*TASK PROMPT:*
Retype the full set of records. Keep every character identical.

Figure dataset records
= = = =
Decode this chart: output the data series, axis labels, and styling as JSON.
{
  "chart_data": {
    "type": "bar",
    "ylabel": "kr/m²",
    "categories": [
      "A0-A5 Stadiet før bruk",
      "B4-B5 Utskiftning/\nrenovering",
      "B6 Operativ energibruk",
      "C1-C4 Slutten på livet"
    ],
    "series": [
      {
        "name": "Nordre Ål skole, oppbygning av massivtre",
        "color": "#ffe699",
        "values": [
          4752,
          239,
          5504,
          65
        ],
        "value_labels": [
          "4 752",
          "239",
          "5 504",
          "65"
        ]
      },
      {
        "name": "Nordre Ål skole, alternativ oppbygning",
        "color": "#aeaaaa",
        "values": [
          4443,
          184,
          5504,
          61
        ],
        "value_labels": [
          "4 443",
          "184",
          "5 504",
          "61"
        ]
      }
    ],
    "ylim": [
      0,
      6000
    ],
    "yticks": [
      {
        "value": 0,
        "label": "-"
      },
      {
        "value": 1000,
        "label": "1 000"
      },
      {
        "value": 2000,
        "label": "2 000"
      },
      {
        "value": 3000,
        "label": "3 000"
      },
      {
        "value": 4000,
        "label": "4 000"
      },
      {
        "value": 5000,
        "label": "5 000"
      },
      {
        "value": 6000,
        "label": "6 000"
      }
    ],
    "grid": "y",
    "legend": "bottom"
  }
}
= = = =
*ANSWER BELOW:*
Decode this chart: output the data series, axis labels, and styling as JSON.
{
  "chart_data": {
    "type": "bar",
    "ylabel": "kr/m²",
    "categories": [
      "A0-A5 Stadiet før bruk",
      "B4-B5 Utskiftning/\nrenovering",
      "B6 Operativ energibruk",
      "C1-C4 Slutten på livet"
    ],
    "series": [
      {
        "name": "Nordre Ål skole, oppbygning av massivtre",
        "color": "#ffe699",
        "values": [
          4752,
          239,
          5504,
          65
        ],
        "value_labels": [
          "4 752",
          "239",
          "5 504",
          "65"
        ]
      },
      {
        "name": "Nordre Ål skole, alternativ oppbygning",
        "color": "#aeaaaa",
        "values": [
          4443,
          184,
          5504,
          61
        ],
        "value_labels": [
          "4 443",
          "184",
          "5 504",
          "61"
        ]
      }
    ],
    "ylim": [
      0,
      6000
    ],
    "yticks": [
      {
        "value": 0,
        "label": "-"
      },
      {
        "value": 1000,
        "label": "1 000"
      },
      {
        "value": 2000,
        "label": "2 000"
      },
      {
        "value": 3000,
        "label": "3 000"
      },
      {
        "value": 4000,
        "label": "4 000"
      },
      {
        "value": 5000,
        "label": "5 000"
      },
      {
        "value": 6000,
        "label": "6 000"
      }
    ],
    "grid": "y",
    "legend": "bottom"
  }
}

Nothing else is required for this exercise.